TASK DIRECTIONS - Update the stretch of the Coulomb force explanation from "The components of" through "magnitude 0.46 N." by putting "symmetric" wherever "symmetrical" appears, and give that stretch in full.

DOCUMENT EXTRACT -
Let me try to put it differently. If you are somehow 'measuring' the force of a charge, you need to have another charge. A charge doesn't exert a force on thin air ofcourse.
Usually this is done with a fictional test charge with a charge of +1C. (Because this simplifies the force equation).
The force that one charge of
q C exerts on this 1C charge is ofcourse:
F = \frac{1}{4 \pi \epsilon_0} \frac{ |q|}{r^2}
If you have two charges, q_1, q_2 than the force is the (vector) addition of the two forces:
\vec{F} = \vec{F_1} + \vec{F_2}
If you need an example, try this:
Two equal positive point charges q_1 = q_2 = 0.2 \mu \text{C} are located at x = 0, y = 0.3m and x = 0, y = -0.3m, respectively. What are the magnitude and direction of the total (net) electric force that these charges exert on a third point charge Q = 4.0 \mu \text{C} at x = 0.4m, y = 0 ?Consider the following sketch:
The sketch shows the force (represented in it's x and y components) on Q due to the upper charge q_1.
From Coulomb's law the magnitude
F of this force is:
F = \frac{1}{4 \pi \epsilon_0} \frac{|q_1Q|}{r^2} = (9.0 \times 10^9) \frac{(4.0 \times 10^-6)(2.0 \times 10^-6)}{0.5^2} = 0.29 \text{N}
(the radius r = 0.5 can be found by using pythagoras theorem)
The components of this force are given by:
(F_{\text{1 on Q}})_x = F_{\text{1 on Q}} \text{cos} \alpha = 0.29 \frac{0.40}{0.50} = 0.23 \text{N}
(F_{\text{1 on Q}})_y = -F_{\text{1 on Q}} \text{sin} \alpha = -0.29 \frac{0.30}{0.50} = -0.17 \text{N}
The same forces can be calculated for the lower charge q_2, however, since the system in question is symmetrical you can see directly that the x-component is identical, while the y-component is the same except in the other direction.
So:
F_x = 0.23 + 0.23 = 0.46 \text{N}
F_y = -0.17 + 0.17 = 0
The total force on Q is in the +x-direction with magnitude 0.46 N.
I hope this helps to answer your question!
by the way here is the best place to learn. Sorry for my weak language but thank you all for help.

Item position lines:
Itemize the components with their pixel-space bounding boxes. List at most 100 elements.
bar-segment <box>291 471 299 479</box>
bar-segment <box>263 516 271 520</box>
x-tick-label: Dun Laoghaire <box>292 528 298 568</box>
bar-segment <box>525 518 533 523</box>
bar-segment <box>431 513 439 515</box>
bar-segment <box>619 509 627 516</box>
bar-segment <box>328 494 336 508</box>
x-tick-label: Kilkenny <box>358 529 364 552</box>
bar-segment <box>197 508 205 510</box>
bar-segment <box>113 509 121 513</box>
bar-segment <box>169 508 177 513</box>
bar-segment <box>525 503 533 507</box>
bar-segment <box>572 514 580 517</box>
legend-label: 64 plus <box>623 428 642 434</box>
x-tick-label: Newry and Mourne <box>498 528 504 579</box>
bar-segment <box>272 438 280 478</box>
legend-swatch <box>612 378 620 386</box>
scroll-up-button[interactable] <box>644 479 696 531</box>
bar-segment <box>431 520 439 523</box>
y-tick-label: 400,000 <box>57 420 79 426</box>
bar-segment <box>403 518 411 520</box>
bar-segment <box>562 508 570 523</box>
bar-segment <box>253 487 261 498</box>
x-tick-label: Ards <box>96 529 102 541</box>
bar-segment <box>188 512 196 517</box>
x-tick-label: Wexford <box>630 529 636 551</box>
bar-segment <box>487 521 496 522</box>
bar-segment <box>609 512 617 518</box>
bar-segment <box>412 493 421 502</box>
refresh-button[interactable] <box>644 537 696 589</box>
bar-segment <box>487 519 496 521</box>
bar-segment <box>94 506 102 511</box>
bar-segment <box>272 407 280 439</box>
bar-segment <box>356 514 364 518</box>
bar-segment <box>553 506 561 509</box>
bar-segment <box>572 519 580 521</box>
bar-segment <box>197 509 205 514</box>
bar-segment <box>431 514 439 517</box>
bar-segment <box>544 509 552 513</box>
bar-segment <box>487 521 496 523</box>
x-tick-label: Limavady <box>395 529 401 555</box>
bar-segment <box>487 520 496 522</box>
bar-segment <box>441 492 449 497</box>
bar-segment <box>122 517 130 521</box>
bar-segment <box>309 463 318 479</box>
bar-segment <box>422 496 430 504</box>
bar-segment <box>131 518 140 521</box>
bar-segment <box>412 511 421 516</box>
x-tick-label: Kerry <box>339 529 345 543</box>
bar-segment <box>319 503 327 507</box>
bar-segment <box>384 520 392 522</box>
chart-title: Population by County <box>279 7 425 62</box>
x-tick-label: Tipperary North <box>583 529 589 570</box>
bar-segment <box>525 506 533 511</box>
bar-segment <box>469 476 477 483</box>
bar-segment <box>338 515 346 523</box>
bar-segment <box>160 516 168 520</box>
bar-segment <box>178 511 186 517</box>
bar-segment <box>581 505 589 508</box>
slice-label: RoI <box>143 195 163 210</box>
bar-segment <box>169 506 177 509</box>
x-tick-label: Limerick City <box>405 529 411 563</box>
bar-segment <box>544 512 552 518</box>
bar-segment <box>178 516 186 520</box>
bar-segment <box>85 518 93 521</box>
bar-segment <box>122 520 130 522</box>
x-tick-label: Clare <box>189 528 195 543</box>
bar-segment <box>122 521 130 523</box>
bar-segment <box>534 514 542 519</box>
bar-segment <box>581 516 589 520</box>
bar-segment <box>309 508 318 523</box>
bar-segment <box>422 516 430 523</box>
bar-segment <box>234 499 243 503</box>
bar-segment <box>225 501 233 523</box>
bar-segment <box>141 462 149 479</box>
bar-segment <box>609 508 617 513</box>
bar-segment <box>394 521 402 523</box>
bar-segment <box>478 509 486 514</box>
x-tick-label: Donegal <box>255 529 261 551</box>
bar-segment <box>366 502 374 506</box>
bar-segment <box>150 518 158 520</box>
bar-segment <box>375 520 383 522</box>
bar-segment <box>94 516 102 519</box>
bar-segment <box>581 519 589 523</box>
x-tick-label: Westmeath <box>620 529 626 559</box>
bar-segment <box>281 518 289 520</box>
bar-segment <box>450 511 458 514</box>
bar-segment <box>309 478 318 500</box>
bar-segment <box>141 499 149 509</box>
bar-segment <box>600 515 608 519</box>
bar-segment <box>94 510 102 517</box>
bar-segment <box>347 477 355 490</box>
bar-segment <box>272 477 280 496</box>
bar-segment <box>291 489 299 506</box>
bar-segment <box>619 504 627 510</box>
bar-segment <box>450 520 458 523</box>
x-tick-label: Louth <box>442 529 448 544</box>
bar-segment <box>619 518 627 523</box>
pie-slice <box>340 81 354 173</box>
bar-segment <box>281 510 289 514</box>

TASK SOLUTION -
The components of this force are given by:
(F_{\text{1 on Q}})_x = F_{\text{1 on Q}} \text{cos} \alpha = 0.29 \frac{0.40}{0.50} = 0.23 \text{N}
(F_{\text{1 on Q}})_y = -F_{\text{1 on Q}} \text{sin} \alpha = -0.29 \frac{0.30}{0.50} = -0.17 \text{N}
The same forces can be calculated for the lower charge q_2, however, since the system in question is symmetric you can see directly that the x-component is identical, while the y-component is the same except in the other direction.
So:
F_x = 0.23 + 0.23 = 0.46 \text{N}
F_y = -0.17 + 0.17 = 0
The total force on Q is in the +x-direction with magnitude 0.46 N.